▶ _What is being asked_:
Scan the entries for the string "JSON" and give the number of lines that have it, nothing further.

BEGIN

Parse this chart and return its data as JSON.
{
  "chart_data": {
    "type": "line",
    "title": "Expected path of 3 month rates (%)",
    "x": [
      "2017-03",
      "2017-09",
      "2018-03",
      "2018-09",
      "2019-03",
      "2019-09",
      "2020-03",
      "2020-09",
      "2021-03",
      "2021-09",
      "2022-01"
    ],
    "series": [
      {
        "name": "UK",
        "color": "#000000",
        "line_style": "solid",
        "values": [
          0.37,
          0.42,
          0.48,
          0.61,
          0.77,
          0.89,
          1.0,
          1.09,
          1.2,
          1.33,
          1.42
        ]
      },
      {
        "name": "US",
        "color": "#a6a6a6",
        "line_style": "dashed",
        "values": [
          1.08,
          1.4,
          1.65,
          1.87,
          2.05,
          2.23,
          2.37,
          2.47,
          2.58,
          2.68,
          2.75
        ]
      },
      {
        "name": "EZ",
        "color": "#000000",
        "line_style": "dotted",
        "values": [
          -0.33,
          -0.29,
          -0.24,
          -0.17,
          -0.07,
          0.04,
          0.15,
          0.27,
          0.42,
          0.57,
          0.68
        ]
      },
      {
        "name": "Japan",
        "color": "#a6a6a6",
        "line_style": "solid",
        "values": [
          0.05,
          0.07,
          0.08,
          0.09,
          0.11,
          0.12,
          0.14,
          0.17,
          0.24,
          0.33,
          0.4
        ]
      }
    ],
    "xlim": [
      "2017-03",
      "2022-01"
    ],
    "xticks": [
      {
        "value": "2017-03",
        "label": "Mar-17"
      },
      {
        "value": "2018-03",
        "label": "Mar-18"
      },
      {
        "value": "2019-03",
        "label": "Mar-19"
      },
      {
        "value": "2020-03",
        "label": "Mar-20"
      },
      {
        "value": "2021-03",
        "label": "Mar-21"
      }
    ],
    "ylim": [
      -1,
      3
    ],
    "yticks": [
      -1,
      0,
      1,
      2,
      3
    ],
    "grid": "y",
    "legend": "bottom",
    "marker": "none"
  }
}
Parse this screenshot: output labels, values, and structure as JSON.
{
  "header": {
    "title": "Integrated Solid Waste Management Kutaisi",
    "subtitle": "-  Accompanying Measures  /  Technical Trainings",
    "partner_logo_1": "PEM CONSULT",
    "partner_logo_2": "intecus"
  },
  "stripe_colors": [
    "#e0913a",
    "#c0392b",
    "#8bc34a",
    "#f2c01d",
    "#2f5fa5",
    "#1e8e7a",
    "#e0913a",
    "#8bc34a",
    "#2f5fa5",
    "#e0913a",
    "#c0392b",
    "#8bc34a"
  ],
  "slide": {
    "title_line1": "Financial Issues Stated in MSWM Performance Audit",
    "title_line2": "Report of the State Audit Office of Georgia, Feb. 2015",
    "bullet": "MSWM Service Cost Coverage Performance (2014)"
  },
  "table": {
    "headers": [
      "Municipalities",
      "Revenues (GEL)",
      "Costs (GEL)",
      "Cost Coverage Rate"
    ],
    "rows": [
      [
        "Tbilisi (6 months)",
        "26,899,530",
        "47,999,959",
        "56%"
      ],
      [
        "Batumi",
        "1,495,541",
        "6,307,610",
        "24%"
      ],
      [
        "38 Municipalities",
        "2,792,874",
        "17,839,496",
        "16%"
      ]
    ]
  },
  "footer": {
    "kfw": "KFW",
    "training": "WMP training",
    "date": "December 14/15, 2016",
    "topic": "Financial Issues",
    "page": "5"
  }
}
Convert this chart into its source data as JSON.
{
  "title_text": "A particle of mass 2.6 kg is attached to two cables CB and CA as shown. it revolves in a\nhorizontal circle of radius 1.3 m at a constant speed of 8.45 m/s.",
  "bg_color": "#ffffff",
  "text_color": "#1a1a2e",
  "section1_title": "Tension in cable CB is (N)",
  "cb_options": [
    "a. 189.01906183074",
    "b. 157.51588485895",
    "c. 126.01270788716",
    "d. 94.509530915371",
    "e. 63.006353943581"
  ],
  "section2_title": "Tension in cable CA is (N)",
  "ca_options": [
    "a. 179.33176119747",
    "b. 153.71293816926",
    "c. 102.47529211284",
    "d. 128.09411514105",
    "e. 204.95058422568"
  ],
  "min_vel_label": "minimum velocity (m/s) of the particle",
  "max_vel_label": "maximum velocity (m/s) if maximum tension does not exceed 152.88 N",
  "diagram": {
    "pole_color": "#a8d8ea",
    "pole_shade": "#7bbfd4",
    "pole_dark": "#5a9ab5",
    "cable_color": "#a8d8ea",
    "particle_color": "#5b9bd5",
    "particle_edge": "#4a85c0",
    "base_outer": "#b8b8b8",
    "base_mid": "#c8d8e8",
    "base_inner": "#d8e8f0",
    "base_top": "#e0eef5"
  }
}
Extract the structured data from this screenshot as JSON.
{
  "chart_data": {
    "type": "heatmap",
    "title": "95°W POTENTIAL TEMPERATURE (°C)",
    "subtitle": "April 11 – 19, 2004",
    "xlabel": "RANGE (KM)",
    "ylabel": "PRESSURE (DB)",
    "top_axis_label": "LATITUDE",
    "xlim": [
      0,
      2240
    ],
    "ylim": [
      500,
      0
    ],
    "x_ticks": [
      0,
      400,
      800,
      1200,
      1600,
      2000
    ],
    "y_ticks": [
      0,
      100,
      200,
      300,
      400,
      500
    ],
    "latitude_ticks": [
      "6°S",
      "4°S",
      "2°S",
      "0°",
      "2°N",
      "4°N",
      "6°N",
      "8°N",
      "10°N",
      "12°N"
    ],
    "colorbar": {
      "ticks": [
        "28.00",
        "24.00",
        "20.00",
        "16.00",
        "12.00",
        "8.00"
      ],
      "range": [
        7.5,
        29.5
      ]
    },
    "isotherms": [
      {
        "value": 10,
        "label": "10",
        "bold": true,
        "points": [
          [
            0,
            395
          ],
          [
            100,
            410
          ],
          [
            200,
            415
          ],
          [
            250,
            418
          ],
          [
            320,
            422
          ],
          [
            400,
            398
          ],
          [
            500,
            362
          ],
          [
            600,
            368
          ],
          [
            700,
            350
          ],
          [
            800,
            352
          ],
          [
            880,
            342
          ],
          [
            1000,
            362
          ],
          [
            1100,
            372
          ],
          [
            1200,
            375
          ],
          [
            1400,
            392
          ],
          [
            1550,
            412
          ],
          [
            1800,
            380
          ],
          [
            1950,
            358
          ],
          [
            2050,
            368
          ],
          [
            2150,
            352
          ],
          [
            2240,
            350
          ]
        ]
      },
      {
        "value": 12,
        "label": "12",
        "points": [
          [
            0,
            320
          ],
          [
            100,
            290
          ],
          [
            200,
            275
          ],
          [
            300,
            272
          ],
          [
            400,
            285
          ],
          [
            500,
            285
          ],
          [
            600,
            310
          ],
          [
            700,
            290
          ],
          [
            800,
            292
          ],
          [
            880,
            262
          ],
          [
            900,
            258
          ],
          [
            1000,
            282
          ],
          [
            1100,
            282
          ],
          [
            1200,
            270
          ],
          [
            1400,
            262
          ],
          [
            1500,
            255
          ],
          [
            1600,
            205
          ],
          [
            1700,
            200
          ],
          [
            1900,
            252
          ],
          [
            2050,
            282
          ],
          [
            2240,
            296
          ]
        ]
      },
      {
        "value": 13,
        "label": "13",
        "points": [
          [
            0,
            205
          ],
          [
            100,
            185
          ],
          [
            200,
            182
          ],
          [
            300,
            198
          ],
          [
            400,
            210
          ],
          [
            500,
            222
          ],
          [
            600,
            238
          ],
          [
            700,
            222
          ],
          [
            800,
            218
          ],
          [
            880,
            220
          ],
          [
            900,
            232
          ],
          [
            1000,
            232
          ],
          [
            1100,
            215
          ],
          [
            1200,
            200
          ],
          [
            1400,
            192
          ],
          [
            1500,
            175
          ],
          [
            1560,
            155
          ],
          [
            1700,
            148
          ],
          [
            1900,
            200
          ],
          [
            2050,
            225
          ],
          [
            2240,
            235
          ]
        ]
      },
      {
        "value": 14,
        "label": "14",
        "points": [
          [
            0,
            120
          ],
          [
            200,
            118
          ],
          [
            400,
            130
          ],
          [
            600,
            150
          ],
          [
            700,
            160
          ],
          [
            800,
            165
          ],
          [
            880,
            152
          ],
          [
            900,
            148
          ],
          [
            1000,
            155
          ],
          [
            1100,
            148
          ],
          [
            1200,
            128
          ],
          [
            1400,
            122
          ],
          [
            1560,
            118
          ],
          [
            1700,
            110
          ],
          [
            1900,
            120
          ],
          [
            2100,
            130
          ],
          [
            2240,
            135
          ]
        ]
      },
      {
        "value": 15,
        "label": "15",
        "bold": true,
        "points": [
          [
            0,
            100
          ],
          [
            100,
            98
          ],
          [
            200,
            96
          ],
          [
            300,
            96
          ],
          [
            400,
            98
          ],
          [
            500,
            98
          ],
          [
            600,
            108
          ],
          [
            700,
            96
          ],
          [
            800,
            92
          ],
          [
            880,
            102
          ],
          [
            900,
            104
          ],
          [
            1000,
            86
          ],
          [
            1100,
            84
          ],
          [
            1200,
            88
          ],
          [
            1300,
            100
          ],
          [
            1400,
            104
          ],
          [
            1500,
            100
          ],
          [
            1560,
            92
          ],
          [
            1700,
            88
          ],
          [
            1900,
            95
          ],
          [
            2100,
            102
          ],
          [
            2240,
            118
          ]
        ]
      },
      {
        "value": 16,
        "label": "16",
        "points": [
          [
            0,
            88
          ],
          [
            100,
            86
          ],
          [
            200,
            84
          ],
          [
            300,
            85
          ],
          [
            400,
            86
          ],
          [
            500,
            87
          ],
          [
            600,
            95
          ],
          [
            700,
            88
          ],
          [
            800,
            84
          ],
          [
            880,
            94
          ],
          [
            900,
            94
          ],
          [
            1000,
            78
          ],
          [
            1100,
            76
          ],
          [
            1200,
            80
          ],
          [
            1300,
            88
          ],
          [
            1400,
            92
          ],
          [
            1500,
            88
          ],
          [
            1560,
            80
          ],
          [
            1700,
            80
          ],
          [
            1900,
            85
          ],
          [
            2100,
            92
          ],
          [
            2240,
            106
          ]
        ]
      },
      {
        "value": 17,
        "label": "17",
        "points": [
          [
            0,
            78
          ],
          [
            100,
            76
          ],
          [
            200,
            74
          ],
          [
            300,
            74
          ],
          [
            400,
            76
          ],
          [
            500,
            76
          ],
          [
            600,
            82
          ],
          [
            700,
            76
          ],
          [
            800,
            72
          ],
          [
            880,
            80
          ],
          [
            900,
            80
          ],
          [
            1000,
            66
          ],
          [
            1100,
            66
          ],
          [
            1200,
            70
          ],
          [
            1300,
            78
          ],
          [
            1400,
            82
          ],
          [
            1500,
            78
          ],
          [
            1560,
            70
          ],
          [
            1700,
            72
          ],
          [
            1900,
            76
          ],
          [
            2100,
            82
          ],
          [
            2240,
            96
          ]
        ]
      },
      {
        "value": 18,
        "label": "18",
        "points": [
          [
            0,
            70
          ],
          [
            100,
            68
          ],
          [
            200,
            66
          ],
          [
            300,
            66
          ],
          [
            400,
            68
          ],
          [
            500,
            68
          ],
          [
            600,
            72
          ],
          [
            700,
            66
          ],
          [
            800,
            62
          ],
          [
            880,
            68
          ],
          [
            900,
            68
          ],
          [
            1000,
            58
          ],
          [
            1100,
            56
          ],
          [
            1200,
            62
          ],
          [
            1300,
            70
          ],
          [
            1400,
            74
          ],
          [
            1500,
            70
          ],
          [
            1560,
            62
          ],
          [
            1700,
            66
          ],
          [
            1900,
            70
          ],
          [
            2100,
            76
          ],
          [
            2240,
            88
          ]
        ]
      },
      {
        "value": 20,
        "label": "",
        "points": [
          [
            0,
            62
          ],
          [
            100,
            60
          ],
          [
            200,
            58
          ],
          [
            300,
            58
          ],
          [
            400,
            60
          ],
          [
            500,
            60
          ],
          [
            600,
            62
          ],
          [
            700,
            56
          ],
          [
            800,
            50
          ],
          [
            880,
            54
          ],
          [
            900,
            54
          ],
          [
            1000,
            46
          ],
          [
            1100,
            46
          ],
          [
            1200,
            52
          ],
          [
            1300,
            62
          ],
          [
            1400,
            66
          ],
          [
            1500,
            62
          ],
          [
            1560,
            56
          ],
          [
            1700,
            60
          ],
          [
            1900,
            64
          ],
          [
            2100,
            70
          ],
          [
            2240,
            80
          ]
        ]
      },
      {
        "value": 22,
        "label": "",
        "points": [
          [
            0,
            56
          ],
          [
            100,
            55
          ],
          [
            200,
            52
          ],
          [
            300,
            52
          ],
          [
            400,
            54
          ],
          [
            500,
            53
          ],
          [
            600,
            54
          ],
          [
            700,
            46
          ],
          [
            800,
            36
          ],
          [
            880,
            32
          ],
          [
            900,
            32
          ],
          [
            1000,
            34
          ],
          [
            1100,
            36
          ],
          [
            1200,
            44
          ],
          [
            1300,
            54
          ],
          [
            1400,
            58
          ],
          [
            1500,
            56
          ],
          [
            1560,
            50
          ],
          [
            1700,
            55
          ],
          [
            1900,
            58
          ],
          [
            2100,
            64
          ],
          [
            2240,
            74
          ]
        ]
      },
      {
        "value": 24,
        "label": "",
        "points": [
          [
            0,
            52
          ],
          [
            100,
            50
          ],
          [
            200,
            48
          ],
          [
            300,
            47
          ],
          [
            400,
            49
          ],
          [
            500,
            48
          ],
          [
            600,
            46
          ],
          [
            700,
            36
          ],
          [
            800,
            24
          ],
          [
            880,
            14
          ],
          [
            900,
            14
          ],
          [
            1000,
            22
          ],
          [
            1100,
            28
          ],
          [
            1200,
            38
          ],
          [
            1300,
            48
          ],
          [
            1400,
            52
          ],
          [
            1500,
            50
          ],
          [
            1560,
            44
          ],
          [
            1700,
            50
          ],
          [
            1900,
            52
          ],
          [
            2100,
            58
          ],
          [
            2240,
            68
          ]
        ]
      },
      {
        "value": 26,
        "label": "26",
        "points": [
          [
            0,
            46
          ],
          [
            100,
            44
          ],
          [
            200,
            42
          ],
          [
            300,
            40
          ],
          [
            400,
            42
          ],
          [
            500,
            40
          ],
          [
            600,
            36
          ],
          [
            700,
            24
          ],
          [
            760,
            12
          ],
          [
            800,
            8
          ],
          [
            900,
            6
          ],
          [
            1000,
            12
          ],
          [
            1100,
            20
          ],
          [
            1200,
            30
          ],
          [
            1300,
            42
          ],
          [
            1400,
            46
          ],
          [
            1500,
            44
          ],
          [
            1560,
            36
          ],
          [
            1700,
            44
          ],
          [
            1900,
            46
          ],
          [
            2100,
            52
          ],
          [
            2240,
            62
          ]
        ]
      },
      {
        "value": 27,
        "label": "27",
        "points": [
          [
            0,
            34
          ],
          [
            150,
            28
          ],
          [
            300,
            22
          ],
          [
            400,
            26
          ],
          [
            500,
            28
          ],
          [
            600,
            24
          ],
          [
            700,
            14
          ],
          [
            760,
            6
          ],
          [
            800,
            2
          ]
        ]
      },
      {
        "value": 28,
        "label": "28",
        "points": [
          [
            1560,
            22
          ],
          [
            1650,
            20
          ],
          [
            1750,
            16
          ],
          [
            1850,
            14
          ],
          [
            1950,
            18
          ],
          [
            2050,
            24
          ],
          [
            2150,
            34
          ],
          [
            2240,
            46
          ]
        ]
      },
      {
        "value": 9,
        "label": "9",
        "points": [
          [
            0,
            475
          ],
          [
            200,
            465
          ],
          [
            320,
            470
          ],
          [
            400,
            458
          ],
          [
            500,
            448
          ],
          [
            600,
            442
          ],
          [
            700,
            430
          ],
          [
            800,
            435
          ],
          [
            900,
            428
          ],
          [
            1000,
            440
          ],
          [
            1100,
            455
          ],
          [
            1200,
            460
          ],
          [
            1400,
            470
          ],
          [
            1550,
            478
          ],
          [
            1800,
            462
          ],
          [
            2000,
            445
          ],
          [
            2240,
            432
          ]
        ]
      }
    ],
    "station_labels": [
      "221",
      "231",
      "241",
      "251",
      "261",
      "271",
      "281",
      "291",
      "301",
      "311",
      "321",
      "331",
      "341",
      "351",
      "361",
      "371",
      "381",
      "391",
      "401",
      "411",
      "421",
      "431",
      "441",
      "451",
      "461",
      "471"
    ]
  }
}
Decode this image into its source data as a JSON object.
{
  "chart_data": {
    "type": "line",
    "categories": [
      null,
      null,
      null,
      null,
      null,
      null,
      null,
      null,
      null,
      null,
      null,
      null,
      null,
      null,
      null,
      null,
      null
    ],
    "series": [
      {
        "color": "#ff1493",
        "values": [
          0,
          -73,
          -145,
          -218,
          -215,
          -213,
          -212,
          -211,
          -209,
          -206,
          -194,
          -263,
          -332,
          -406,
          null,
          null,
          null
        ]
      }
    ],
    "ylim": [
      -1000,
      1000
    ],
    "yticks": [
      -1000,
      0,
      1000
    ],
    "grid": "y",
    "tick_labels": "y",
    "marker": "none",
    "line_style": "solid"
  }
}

END

▶ _Exercise result_:
5